**Your objective:** Go through the entries below and print each one exactly, leaving out pictures.

[Start Data section]

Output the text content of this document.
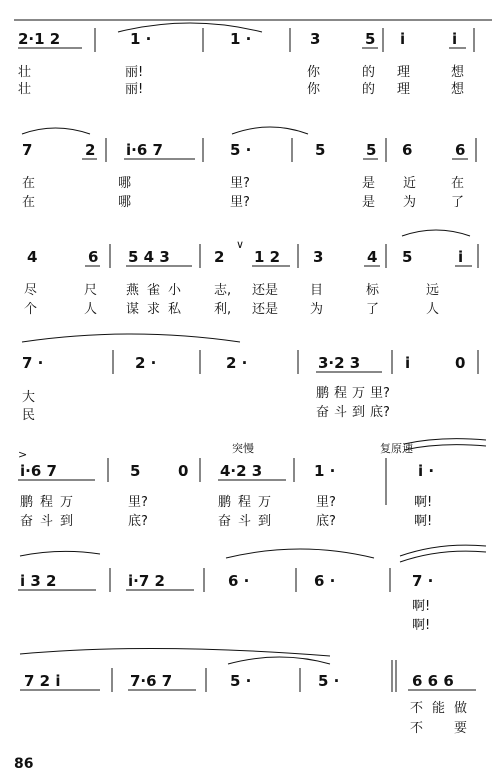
2·1 2	1 ·	1 ·	3	5 i	i
壮	丽!	你	的 理	想
壮	丽!	你	的 理	想
7	2 i·6 7	5 ·	5	5 6	6
在	哪	里?	是 近	在
在	哪	里?	是 为	了
4	6 5 4 3	2
∨
1 2 3	4 5	i
尽	尺 燕雀小 志, 还是 目	标	远
个	人 谋求私 利, 还是 为	了	人
7 ·	2 ·	2 ·	3·2 3	i	0
大	鹏 程 万 里?
民	奋 斗 到 底?
突慢	复原速
>
i·6 7	5	0 4·2 3	1 ·	i ·
鹏 程 万	里?	鹏 程 万	里?	啊!
奋 斗 到	底?	奋 斗 到	底?	啊!
i 3 2	i·7 2	6 ·	6 ·	7 ·
啊!
啊!
7 2 i	7·6 7	5 ·	5 ·	6 6 6
不 能 做
不 要
86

[End Data section]

**Problem solution:**
Output the text content of this document.
2·1 2	1 ·	1 ·	3	5 i	i
壮	丽!	你	的 理	想
壮	丽!	你	的 理	想
7	2 i·6 7	5 ·	5	5 6	6
在	哪	里?	是 近	在
在	哪	里?	是 为	了
4	6 5 4 3	2
∨
1 2 3	4 5	i
尽	尺 燕雀小 志, 还是 目	标	远
个	人 谋求私 利, 还是 为	了	人
7 ·	2 ·	2 ·	3·2 3	i	0
大	鹏 程 万 里?
民	奋 斗 到 底?
突慢	复原速
>
i·6 7	5	0 4·2 3	1 ·	i ·
鹏 程 万	里?	鹏 程 万	里?	啊!
奋 斗 到	底?	奋 斗 到	底?	啊!
i 3 2	i·7 2	6 ·	6 ·	7 ·
啊!
啊!
7 2 i	7·6 7	5 ·	5 ·	6 6 6
不 能 做
不 要
86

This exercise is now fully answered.